---------- SOURCE DATA
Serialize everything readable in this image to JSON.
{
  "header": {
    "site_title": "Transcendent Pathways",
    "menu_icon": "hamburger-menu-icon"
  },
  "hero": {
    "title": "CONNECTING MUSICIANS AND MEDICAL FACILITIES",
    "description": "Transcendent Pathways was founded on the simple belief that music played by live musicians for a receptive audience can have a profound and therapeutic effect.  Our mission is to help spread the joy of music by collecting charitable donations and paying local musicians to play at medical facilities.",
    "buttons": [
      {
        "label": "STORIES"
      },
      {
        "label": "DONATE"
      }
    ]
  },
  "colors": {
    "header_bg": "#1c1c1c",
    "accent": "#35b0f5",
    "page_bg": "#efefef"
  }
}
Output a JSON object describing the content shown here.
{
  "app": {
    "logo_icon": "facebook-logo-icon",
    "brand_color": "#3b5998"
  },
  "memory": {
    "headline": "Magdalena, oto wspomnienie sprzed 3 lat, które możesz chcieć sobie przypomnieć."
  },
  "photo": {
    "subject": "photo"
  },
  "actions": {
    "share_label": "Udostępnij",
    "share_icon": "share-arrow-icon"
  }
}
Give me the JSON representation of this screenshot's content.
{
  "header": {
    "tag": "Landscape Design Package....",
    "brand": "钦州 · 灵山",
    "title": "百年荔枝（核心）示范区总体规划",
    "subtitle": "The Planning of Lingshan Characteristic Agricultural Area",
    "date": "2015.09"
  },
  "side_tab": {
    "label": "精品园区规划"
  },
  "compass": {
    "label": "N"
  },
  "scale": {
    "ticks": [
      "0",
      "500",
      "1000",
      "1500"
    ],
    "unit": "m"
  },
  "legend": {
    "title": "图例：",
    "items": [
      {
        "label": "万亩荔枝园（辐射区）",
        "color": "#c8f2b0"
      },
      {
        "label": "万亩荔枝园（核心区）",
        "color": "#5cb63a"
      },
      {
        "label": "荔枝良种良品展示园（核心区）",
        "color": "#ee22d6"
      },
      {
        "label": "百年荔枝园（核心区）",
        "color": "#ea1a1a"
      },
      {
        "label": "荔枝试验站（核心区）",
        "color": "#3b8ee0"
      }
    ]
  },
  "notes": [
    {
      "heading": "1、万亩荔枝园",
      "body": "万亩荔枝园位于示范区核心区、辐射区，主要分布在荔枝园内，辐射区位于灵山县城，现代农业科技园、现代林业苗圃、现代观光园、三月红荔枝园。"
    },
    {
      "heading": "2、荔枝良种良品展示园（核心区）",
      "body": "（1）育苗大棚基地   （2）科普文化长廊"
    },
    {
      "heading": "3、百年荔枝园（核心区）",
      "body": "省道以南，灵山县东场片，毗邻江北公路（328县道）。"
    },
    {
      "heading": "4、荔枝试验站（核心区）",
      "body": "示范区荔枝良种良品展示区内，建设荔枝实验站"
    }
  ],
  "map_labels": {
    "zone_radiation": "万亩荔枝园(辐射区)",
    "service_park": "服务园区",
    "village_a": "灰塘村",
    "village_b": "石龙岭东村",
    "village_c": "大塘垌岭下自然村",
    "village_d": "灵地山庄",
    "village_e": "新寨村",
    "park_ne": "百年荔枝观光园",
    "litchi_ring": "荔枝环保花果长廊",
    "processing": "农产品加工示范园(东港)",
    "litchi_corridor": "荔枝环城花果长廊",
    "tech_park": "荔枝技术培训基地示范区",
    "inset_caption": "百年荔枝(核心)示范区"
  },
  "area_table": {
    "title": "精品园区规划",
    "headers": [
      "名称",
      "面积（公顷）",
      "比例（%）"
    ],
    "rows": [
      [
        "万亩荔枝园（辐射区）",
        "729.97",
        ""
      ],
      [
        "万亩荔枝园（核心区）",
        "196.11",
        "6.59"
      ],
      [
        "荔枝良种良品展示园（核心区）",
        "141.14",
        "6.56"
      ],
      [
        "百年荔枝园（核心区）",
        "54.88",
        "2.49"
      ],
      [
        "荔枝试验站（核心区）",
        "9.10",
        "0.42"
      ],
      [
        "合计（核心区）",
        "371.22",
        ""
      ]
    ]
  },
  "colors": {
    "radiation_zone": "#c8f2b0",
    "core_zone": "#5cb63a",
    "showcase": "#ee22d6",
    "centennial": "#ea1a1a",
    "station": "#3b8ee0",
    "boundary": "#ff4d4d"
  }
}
--------------------
**REQUIREMENTS**: Write the listing out again, exactly as it reads.

**WRITTEN SOLUTION**:
Serialize everything readable in this image to JSON.
{
  "header": {
    "site_title": "Transcendent Pathways",
    "menu_icon": "hamburger-menu-icon"
  },
  "hero": {
    "title": "CONNECTING MUSICIANS AND MEDICAL FACILITIES",
    "description": "Transcendent Pathways was founded on the simple belief that music played by live musicians for a receptive audience can have a profound and therapeutic effect.  Our mission is to help spread the joy of music by collecting charitable donations and paying local musicians to play at medical facilities.",
    "buttons": [
      {
        "label": "STORIES"
      },
      {
        "label": "DONATE"
      }
    ]
  },
  "colors": {
    "header_bg": "#1c1c1c",
    "accent": "#35b0f5",
    "page_bg": "#efefef"
  }
}
Output a JSON object describing the content shown here.
{
  "app": {
    "logo_icon": "facebook-logo-icon",
    "brand_color": "#3b5998"
  },
  "memory": {
    "headline": "Magdalena, oto wspomnienie sprzed 3 lat, które możesz chcieć sobie przypomnieć."
  },
  "photo": {
    "subject": "photo"
  },
  "actions": {
    "share_label": "Udostępnij",
    "share_icon": "share-arrow-icon"
  }
}
Give me the JSON representation of this screenshot's content.
{
  "header": {
    "tag": "Landscape Design Package....",
    "brand": "钦州 · 灵山",
    "title": "百年荔枝（核心）示范区总体规划",
    "subtitle": "The Planning of Lingshan Characteristic Agricultural Area",
    "date": "2015.09"
  },
  "side_tab": {
    "label": "精品园区规划"
  },
  "compass": {
    "label": "N"
  },
  "scale": {
    "ticks": [
      "0",
      "500",
      "1000",
      "1500"
    ],
    "unit": "m"
  },
  "legend": {
    "title": "图例：",
    "items": [
      {
        "label": "万亩荔枝园（辐射区）",
        "color": "#c8f2b0"
      },
      {
        "label": "万亩荔枝园（核心区）",
        "color": "#5cb63a"
      },
      {
        "label": "荔枝良种良品展示园（核心区）",
        "color": "#ee22d6"
      },
      {
        "label": "百年荔枝园（核心区）",
        "color": "#ea1a1a"
      },
      {
        "label": "荔枝试验站（核心区）",
        "color": "#3b8ee0"
      }
    ]
  },
  "notes": [
    {
      "heading": "1、万亩荔枝园",
      "body": "万亩荔枝园位于示范区核心区、辐射区，主要分布在荔枝园内，辐射区位于灵山县城，现代农业科技园、现代林业苗圃、现代观光园、三月红荔枝园。"
    },
    {
      "heading": "2、荔枝良种良品展示园（核心区）",
      "body": "（1）育苗大棚基地   （2）科普文化长廊"
    },
    {
      "heading": "3、百年荔枝园（核心区）",
      "body": "省道以南，灵山县东场片，毗邻江北公路（328县道）。"
    },
    {
      "heading": "4、荔枝试验站（核心区）",
      "body": "示范区荔枝良种良品展示区内，建设荔枝实验站"
    }
  ],
  "map_labels": {
    "zone_radiation": "万亩荔枝园(辐射区)",
    "service_park": "服务园区",
    "village_a": "灰塘村",
    "village_b": "石龙岭东村",
    "village_c": "大塘垌岭下自然村",
    "village_d": "灵地山庄",
    "village_e": "新寨村",
    "park_ne": "百年荔枝观光园",
    "litchi_ring": "荔枝环保花果长廊",
    "processing": "农产品加工示范园(东港)",
    "litchi_corridor": "荔枝环城花果长廊",
    "tech_park": "荔枝技术培训基地示范区",
    "inset_caption": "百年荔枝(核心)示范区"
  },
  "area_table": {
    "title": "精品园区规划",
    "headers": [
      "名称",
      "面积（公顷）",
      "比例（%）"
    ],
    "rows": [
      [
        "万亩荔枝园（辐射区）",
        "729.97",
        ""
      ],
      [
        "万亩荔枝园（核心区）",
        "196.11",
        "6.59"
      ],
      [
        "荔枝良种良品展示园（核心区）",
        "141.14",
        "6.56"
      ],
      [
        "百年荔枝园（核心区）",
        "54.88",
        "2.49"
      ],
      [
        "荔枝试验站（核心区）",
        "9.10",
        "0.42"
      ],
      [
        "合计（核心区）",
        "371.22",
        ""
      ]
    ]
  },
  "colors": {
    "radiation_zone": "#c8f2b0",
    "core_zone": "#5cb63a",
    "showcase": "#ee22d6",
    "centennial": "#ea1a1a",
    "station": "#3b8ee0",
    "boundary": "#ff4d4d"
  }
}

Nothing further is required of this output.